---------- Task input ----------

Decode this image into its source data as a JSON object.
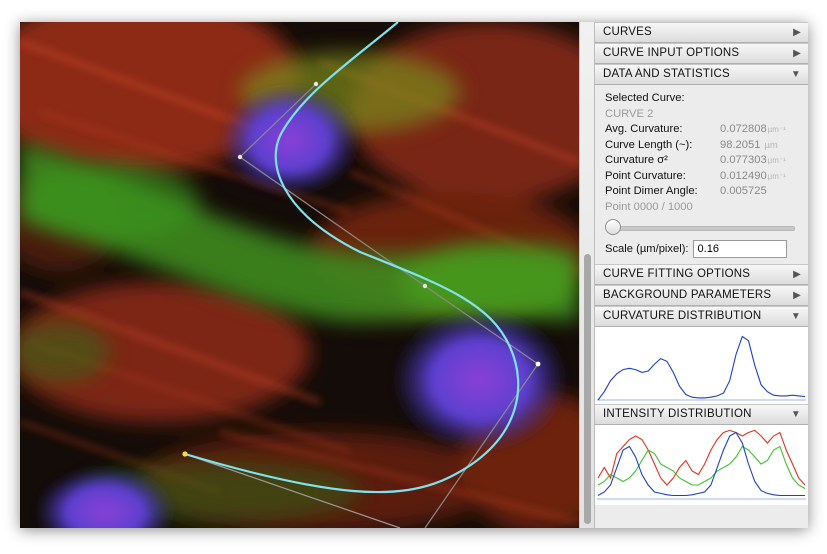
{
  "panel": {
    "sections": {
      "curves": "CURVES",
      "curve_input_options": "CURVE INPUT OPTIONS",
      "data_and_statistics": "DATA AND STATISTICS",
      "curve_fitting_options": "CURVE FITTING OPTIONS",
      "background_parameters": "BACKGROUND PARAMETERS",
      "curvature_distribution": "CURVATURE DISTRIBUTION",
      "intensity_distribution": "INTENSITY DISTRIBUTION"
    },
    "stats": {
      "selected_curve_label": "Selected Curve:",
      "selected_curve_value": "CURVE 2",
      "avg_curvature_label": "Avg. Curvature:",
      "avg_curvature_value": "0.072808",
      "avg_curvature_unit": "µm⁻¹",
      "curve_length_label": "Curve Length (~):",
      "curve_length_value": "98.2051",
      "curve_length_unit": "µm",
      "curvature_sigma_label": "Curvature σ²",
      "curvature_sigma_value": "0.077303",
      "curvature_sigma_unit": "µm⁻¹",
      "point_curvature_label": "Point Curvature:",
      "point_curvature_value": "0.012490",
      "point_curvature_unit": "µm⁻¹",
      "point_dimer_angle_label": "Point Dimer Angle:",
      "point_dimer_angle_value": "0.005725",
      "point_counter": "Point 0000 / 1000",
      "point_slider_fraction": 0,
      "scale_label": "Scale (µm/pixel):",
      "scale_value": "0.16"
    }
  },
  "icons": {
    "collapsed": "triangle-right-icon",
    "expanded": "triangle-down-icon"
  },
  "colors": {
    "curve": "#7fe3ee",
    "control_polygon": "#8a8a8a",
    "curvature_plot": "#1a3fc8",
    "intensity_red": "#e0301e",
    "intensity_green": "#3fc030",
    "intensity_blue": "#1a3fc8"
  },
  "chart_data": [
    {
      "type": "line",
      "name": "curvature distribution",
      "series": [
        {
          "values": [
            0.0,
            0.12,
            0.28,
            0.38,
            0.44,
            0.46,
            0.44,
            0.4,
            0.42,
            0.52,
            0.6,
            0.56,
            0.4,
            0.2,
            0.08,
            0.04,
            0.03,
            0.03,
            0.04,
            0.06,
            0.1,
            0.28,
            0.66,
            0.92,
            0.86,
            0.5,
            0.22,
            0.12,
            0.07,
            0.06,
            0.06,
            0.07,
            0.06,
            0.05
          ]
        }
      ]
    },
    {
      "type": "line",
      "name": "intensity distribution",
      "series": [
        {
          "color": "red",
          "values": [
            0.3,
            0.45,
            0.3,
            0.65,
            0.75,
            0.85,
            0.9,
            0.85,
            0.7,
            0.5,
            0.3,
            0.2,
            0.3,
            0.45,
            0.55,
            0.4,
            0.35,
            0.5,
            0.7,
            0.85,
            0.95,
            0.98,
            0.95,
            0.9,
            0.95,
            0.98,
            0.9,
            0.8,
            0.9,
            0.95,
            0.7,
            0.5,
            0.3,
            0.2
          ]
        },
        {
          "color": "green",
          "values": [
            0.2,
            0.25,
            0.35,
            0.3,
            0.25,
            0.3,
            0.4,
            0.55,
            0.7,
            0.65,
            0.5,
            0.45,
            0.4,
            0.3,
            0.25,
            0.2,
            0.2,
            0.25,
            0.3,
            0.4,
            0.45,
            0.5,
            0.6,
            0.75,
            0.7,
            0.6,
            0.5,
            0.55,
            0.7,
            0.75,
            0.5,
            0.3,
            0.2,
            0.15
          ]
        },
        {
          "color": "blue",
          "values": [
            0.05,
            0.1,
            0.2,
            0.45,
            0.7,
            0.75,
            0.6,
            0.35,
            0.2,
            0.1,
            0.08,
            0.06,
            0.05,
            0.05,
            0.05,
            0.06,
            0.08,
            0.1,
            0.2,
            0.45,
            0.7,
            0.9,
            0.95,
            0.8,
            0.5,
            0.25,
            0.12,
            0.08,
            0.06,
            0.05,
            0.05,
            0.05,
            0.05,
            0.05
          ]
        }
      ]
    }
  ]
}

----------

Each record above must be returned exactly as written, with its pictures omitted.

Decode this image into its source data as a JSON object.
{
  "panel": {
    "sections": {
      "curves": "CURVES",
      "curve_input_options": "CURVE INPUT OPTIONS",
      "data_and_statistics": "DATA AND STATISTICS",
      "curve_fitting_options": "CURVE FITTING OPTIONS",
      "background_parameters": "BACKGROUND PARAMETERS",
      "curvature_distribution": "CURVATURE DISTRIBUTION",
      "intensity_distribution": "INTENSITY DISTRIBUTION"
    },
    "stats": {
      "selected_curve_label": "Selected Curve:",
      "selected_curve_value": "CURVE 2",
      "avg_curvature_label": "Avg. Curvature:",
      "avg_curvature_value": "0.072808",
      "avg_curvature_unit": "µm⁻¹",
      "curve_length_label": "Curve Length (~):",
      "curve_length_value": "98.2051",
      "curve_length_unit": "µm",
      "curvature_sigma_label": "Curvature σ²",
      "curvature_sigma_value": "0.077303",
      "curvature_sigma_unit": "µm⁻¹",
      "point_curvature_label": "Point Curvature:",
      "point_curvature_value": "0.012490",
      "point_curvature_unit": "µm⁻¹",
      "point_dimer_angle_label": "Point Dimer Angle:",
      "point_dimer_angle_value": "0.005725",
      "point_counter": "Point 0000 / 1000",
      "point_slider_fraction": 0,
      "scale_label": "Scale (µm/pixel):",
      "scale_value": "0.16"
    }
  },
  "icons": {
    "collapsed": "triangle-right-icon",
    "expanded": "triangle-down-icon"
  },
  "colors": {
    "curve": "#7fe3ee",
    "control_polygon": "#8a8a8a",
    "curvature_plot": "#1a3fc8",
    "intensity_red": "#e0301e",
    "intensity_green": "#3fc030",
    "intensity_blue": "#1a3fc8"
  },
  "chart_data": [
    {
      "type": "line",
      "name": "curvature distribution",
      "series": [
        {
          "values": [
            0.0,
            0.12,
            0.28,
            0.38,
            0.44,
            0.46,
            0.44,
            0.4,
            0.42,
            0.52,
            0.6,
            0.56,
            0.4,
            0.2,
            0.08,
            0.04,
            0.03,
            0.03,
            0.04,
            0.06,
            0.1,
            0.28,
            0.66,
            0.92,
            0.86,
            0.5,
            0.22,
            0.12,
            0.07,
            0.06,
            0.06,
            0.07,
            0.06,
            0.05
          ]
        }
      ]
    },
    {
      "type": "line",
      "name": "intensity distribution",
      "series": [
        {
          "color": "red",
          "values": [
            0.3,
            0.45,
            0.3,
            0.65,
            0.75,
            0.85,
            0.9,
            0.85,
            0.7,
            0.5,
            0.3,
            0.2,
            0.3,
            0.45,
            0.55,
            0.4,
            0.35,
            0.5,
            0.7,
            0.85,
            0.95,
            0.98,
            0.95,
            0.9,
            0.95,
            0.98,
            0.9,
            0.8,
            0.9,
            0.95,
            0.7,
            0.5,
            0.3,
            0.2
          ]
        },
        {
          "color": "green",
          "values": [
            0.2,
            0.25,
            0.35,
            0.3,
            0.25,
            0.3,
            0.4,
            0.55,
            0.7,
            0.65,
            0.5,
            0.45,
            0.4,
            0.3,
            0.25,
            0.2,
            0.2,
            0.25,
            0.3,
            0.4,
            0.45,
            0.5,
            0.6,
            0.75,
            0.7,
            0.6,
            0.5,
            0.55,
            0.7,
            0.75,
            0.5,
            0.3,
            0.2,
            0.15
          ]
        },
        {
          "color": "blue",
          "values": [
            0.05,
            0.1,
            0.2,
            0.45,
            0.7,
            0.75,
            0.6,
            0.35,
            0.2,
            0.1,
            0.08,
            0.06,
            0.05,
            0.05,
            0.05,
            0.06,
            0.08,
            0.1,
            0.2,
            0.45,
            0.7,
            0.9,
            0.95,
            0.8,
            0.5,
            0.25,
            0.12,
            0.08,
            0.06,
            0.05,
            0.05,
            0.05,
            0.05,
            0.05
          ]
        }
      ]
    }
  ]
}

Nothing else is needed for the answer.